TASK BRIEF
Output the material word for word. Leave each picture out.

DATASET
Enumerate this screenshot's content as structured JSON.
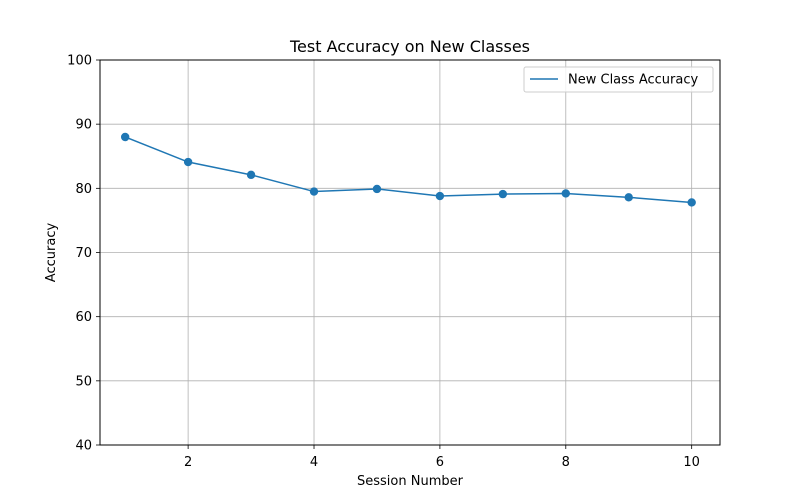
{
  "chart_data": {
    "type": "line",
    "title": "Test Accuracy on New Classes",
    "xlabel": "Session Number",
    "ylabel": "Accuracy",
    "xlim": [
      0.6,
      10.45
    ],
    "ylim": [
      40,
      100
    ],
    "xticks": [
      2,
      4,
      6,
      8,
      10
    ],
    "yticks": [
      40,
      50,
      60,
      70,
      80,
      90,
      100
    ],
    "grid": true,
    "legend": "top-right",
    "series": [
      {
        "name": "New Class Accuracy",
        "color": "#1f77b4",
        "marker": "circle",
        "x": [
          1,
          2,
          3,
          4,
          5,
          6,
          7,
          8,
          9,
          10
        ],
        "y": [
          88.0,
          84.1,
          82.1,
          79.5,
          79.9,
          78.8,
          79.1,
          79.2,
          78.6,
          77.8
        ]
      }
    ]
  }
}
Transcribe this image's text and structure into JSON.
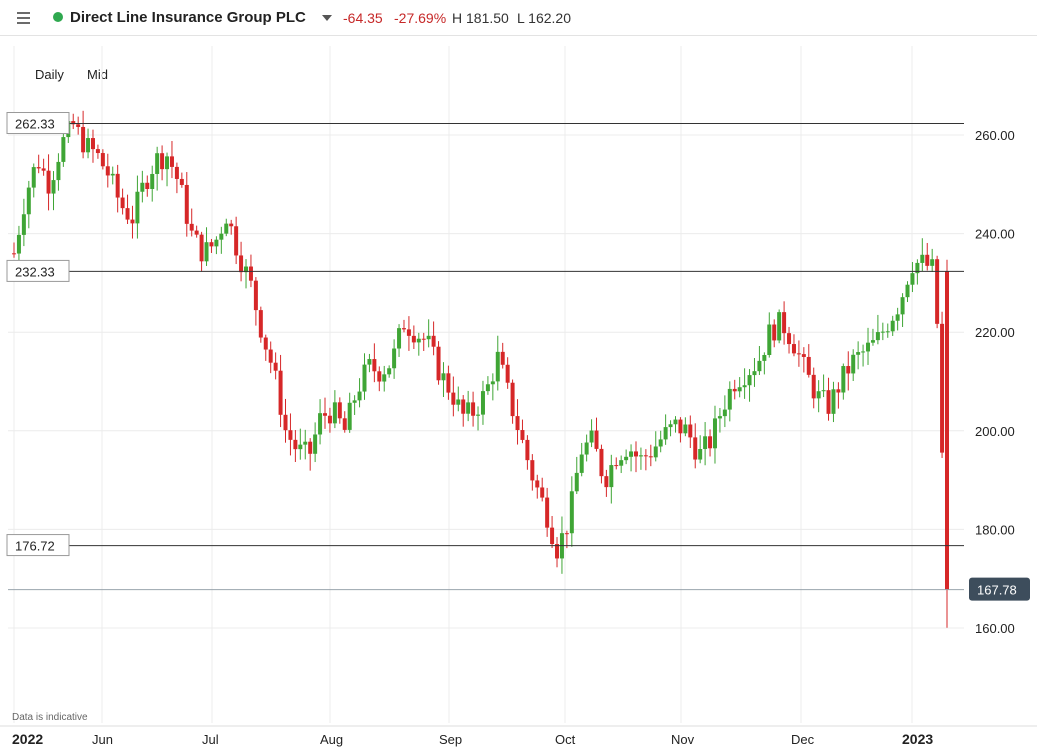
{
  "header": {
    "menu_icon": "hamburger-menu-icon",
    "instrument": "Direct Line Insurance Group PLC",
    "status_color": "#2fa84f",
    "change": "-64.35",
    "change_pct": "-27.69%",
    "high_label": "H 181.50",
    "low_label": "L 162.20"
  },
  "controls": {
    "interval": "Daily",
    "price_type": "Mid"
  },
  "disclaimer": "Data is indicative",
  "colors": {
    "up": "#3fa535",
    "down": "#d62728",
    "last_price_bg": "#3d4d5c"
  },
  "chart_data": {
    "type": "candlestick",
    "y_ticks": [
      "260.00",
      "240.00",
      "220.00",
      "200.00",
      "180.00",
      "160.00"
    ],
    "y_tick_values": [
      260,
      240,
      220,
      200,
      180,
      160
    ],
    "ylim": [
      140,
      282
    ],
    "x_ticks": [
      {
        "label": "2022",
        "bold": true
      },
      {
        "label": "Jun"
      },
      {
        "label": "Jul"
      },
      {
        "label": "Aug"
      },
      {
        "label": "Sep"
      },
      {
        "label": "Oct"
      },
      {
        "label": "Nov"
      },
      {
        "label": "Dec"
      },
      {
        "label": "2023",
        "bold": true
      }
    ],
    "horizontal_lines": [
      {
        "label": "262.33",
        "value": 262.33
      },
      {
        "label": "232.33",
        "value": 232.33
      },
      {
        "label": "176.72",
        "value": 176.72
      }
    ],
    "last_price": {
      "label": "167.78",
      "value": 167.78
    },
    "waypoints": [
      236,
      248,
      255,
      250,
      258,
      262,
      258,
      256,
      252,
      246,
      243,
      250,
      255,
      256,
      250,
      240,
      236,
      238,
      244,
      236,
      230,
      220,
      212,
      200,
      196,
      195,
      203,
      204,
      200,
      208,
      213,
      212,
      214,
      222,
      220,
      218,
      212,
      208,
      203,
      204,
      208,
      215,
      206,
      198,
      190,
      184,
      176,
      182,
      196,
      198,
      190,
      195,
      197,
      194,
      196,
      199,
      201,
      200,
      195,
      198,
      205,
      210,
      212,
      214,
      220,
      222,
      218,
      212,
      207,
      205,
      210,
      214,
      216,
      218,
      222,
      226,
      234,
      234,
      232.33,
      168
    ],
    "candle_count": 190
  }
}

OUTPUT OF THE EXERCISE
Enumerate this screenshot's content as structured JSON.
{
  "chart_data": {
    "type": "line",
    "title": "Test Accuracy on New Classes",
    "xlabel": "Session Number",
    "ylabel": "Accuracy",
    "xlim": [
      0.6,
      10.45
    ],
    "ylim": [
      40,
      100
    ],
    "xticks": [
      2,
      4,
      6,
      8,
      10
    ],
    "yticks": [
      40,
      50,
      60,
      70,
      80,
      90,
      100
    ],
    "grid": true,
    "legend": "top-right",
    "series": [
      {
        "name": "New Class Accuracy",
        "color": "#1f77b4",
        "marker": "circle",
        "x": [
          1,
          2,
          3,
          4,
          5,
          6,
          7,
          8,
          9,
          10
        ],
        "y": [
          88.0,
          84.1,
          82.1,
          79.5,
          79.9,
          78.8,
          79.1,
          79.2,
          78.6,
          77.8
        ]
      }
    ]
  }
}
Transcribe this image's text and structure into JSON.
{
  "header": {
    "menu_icon": "hamburger-menu-icon",
    "instrument": "Direct Line Insurance Group PLC",
    "status_color": "#2fa84f",
    "change": "-64.35",
    "change_pct": "-27.69%",
    "high_label": "H 181.50",
    "low_label": "L 162.20"
  },
  "controls": {
    "interval": "Daily",
    "price_type": "Mid"
  },
  "disclaimer": "Data is indicative",
  "colors": {
    "up": "#3fa535",
    "down": "#d62728",
    "last_price_bg": "#3d4d5c"
  },
  "chart_data": {
    "type": "candlestick",
    "y_ticks": [
      "260.00",
      "240.00",
      "220.00",
      "200.00",
      "180.00",
      "160.00"
    ],
    "y_tick_values": [
      260,
      240,
      220,
      200,
      180,
      160
    ],
    "ylim": [
      140,
      282
    ],
    "x_ticks": [
      {
        "label": "2022",
        "bold": true
      },
      {
        "label": "Jun"
      },
      {
        "label": "Jul"
      },
      {
        "label": "Aug"
      },
      {
        "label": "Sep"
      },
      {
        "label": "Oct"
      },
      {
        "label": "Nov"
      },
      {
        "label": "Dec"
      },
      {
        "label": "2023",
        "bold": true
      }
    ],
    "horizontal_lines": [
      {
        "label": "262.33",
        "value": 262.33
      },
      {
        "label": "232.33",
        "value": 232.33
      },
      {
        "label": "176.72",
        "value": 176.72
      }
    ],
    "last_price": {
      "label": "167.78",
      "value": 167.78
    },
    "waypoints": [
      236,
      248,
      255,
      250,
      258,
      262,
      258,
      256,
      252,
      246,
      243,
      250,
      255,
      256,
      250,
      240,
      236,
      238,
      244,
      236,
      230,
      220,
      212,
      200,
      196,
      195,
      203,
      204,
      200,
      208,
      213,
      212,
      214,
      222,
      220,
      218,
      212,
      208,
      203,
      204,
      208,
      215,
      206,
      198,
      190,
      184,
      176,
      182,
      196,
      198,
      190,
      195,
      197,
      194,
      196,
      199,
      201,
      200,
      195,
      198,
      205,
      210,
      212,
      214,
      220,
      222,
      218,
      212,
      207,
      205,
      210,
      214,
      216,
      218,
      222,
      226,
      234,
      234,
      232.33,
      168
    ],
    "candle_count": 190
  }
}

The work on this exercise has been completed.